• INPUT RECORDS
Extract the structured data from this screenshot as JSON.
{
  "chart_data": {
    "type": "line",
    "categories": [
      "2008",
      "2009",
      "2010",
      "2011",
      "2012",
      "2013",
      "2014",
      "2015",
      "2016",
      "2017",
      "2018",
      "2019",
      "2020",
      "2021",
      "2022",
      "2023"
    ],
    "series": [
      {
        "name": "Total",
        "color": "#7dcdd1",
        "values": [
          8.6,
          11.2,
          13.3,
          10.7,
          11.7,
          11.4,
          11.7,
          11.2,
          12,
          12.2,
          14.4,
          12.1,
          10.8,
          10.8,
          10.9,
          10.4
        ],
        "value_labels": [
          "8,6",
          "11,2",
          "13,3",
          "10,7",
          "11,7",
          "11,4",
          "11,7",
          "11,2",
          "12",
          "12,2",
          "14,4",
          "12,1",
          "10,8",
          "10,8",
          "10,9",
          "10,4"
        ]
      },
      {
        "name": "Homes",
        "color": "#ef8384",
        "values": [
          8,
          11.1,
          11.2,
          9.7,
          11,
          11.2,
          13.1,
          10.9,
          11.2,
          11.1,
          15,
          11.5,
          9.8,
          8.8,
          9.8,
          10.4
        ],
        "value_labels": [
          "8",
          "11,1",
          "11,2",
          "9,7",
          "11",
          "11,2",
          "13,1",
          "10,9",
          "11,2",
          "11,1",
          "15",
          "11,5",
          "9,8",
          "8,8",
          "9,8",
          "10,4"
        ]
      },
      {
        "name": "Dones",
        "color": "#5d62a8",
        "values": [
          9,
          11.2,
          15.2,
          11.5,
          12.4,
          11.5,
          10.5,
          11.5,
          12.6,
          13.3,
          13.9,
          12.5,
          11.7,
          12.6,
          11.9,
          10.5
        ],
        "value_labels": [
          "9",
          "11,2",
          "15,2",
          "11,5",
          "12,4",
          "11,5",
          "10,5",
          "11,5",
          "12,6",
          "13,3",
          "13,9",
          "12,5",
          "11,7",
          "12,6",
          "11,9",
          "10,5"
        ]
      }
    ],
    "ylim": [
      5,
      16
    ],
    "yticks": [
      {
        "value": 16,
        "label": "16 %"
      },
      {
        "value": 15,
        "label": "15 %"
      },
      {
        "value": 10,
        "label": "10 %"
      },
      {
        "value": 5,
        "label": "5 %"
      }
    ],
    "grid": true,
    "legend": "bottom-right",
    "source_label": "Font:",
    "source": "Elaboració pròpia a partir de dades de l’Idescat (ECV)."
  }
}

• WHAT TO WORK ON
Give the entries again in full, exactly as they are written.

• TASK OUTPUT
Extract the structured data from this screenshot as JSON.
{
  "chart_data": {
    "type": "line",
    "categories": [
      "2008",
      "2009",
      "2010",
      "2011",
      "2012",
      "2013",
      "2014",
      "2015",
      "2016",
      "2017",
      "2018",
      "2019",
      "2020",
      "2021",
      "2022",
      "2023"
    ],
    "series": [
      {
        "name": "Total",
        "color": "#7dcdd1",
        "values": [
          8.6,
          11.2,
          13.3,
          10.7,
          11.7,
          11.4,
          11.7,
          11.2,
          12,
          12.2,
          14.4,
          12.1,
          10.8,
          10.8,
          10.9,
          10.4
        ],
        "value_labels": [
          "8,6",
          "11,2",
          "13,3",
          "10,7",
          "11,7",
          "11,4",
          "11,7",
          "11,2",
          "12",
          "12,2",
          "14,4",
          "12,1",
          "10,8",
          "10,8",
          "10,9",
          "10,4"
        ]
      },
      {
        "name": "Homes",
        "color": "#ef8384",
        "values": [
          8,
          11.1,
          11.2,
          9.7,
          11,
          11.2,
          13.1,
          10.9,
          11.2,
          11.1,
          15,
          11.5,
          9.8,
          8.8,
          9.8,
          10.4
        ],
        "value_labels": [
          "8",
          "11,1",
          "11,2",
          "9,7",
          "11",
          "11,2",
          "13,1",
          "10,9",
          "11,2",
          "11,1",
          "15",
          "11,5",
          "9,8",
          "8,8",
          "9,8",
          "10,4"
        ]
      },
      {
        "name": "Dones",
        "color": "#5d62a8",
        "values": [
          9,
          11.2,
          15.2,
          11.5,
          12.4,
          11.5,
          10.5,
          11.5,
          12.6,
          13.3,
          13.9,
          12.5,
          11.7,
          12.6,
          11.9,
          10.5
        ],
        "value_labels": [
          "9",
          "11,2",
          "15,2",
          "11,5",
          "12,4",
          "11,5",
          "10,5",
          "11,5",
          "12,6",
          "13,3",
          "13,9",
          "12,5",
          "11,7",
          "12,6",
          "11,9",
          "10,5"
        ]
      }
    ],
    "ylim": [
      5,
      16
    ],
    "yticks": [
      {
        "value": 16,
        "label": "16 %"
      },
      {
        "value": 15,
        "label": "15 %"
      },
      {
        "value": 10,
        "label": "10 %"
      },
      {
        "value": 5,
        "label": "5 %"
      }
    ],
    "grid": true,
    "legend": "bottom-right",
    "source_label": "Font:",
    "source": "Elaboració pròpia a partir de dades de l’Idescat (ECV)."
  }
}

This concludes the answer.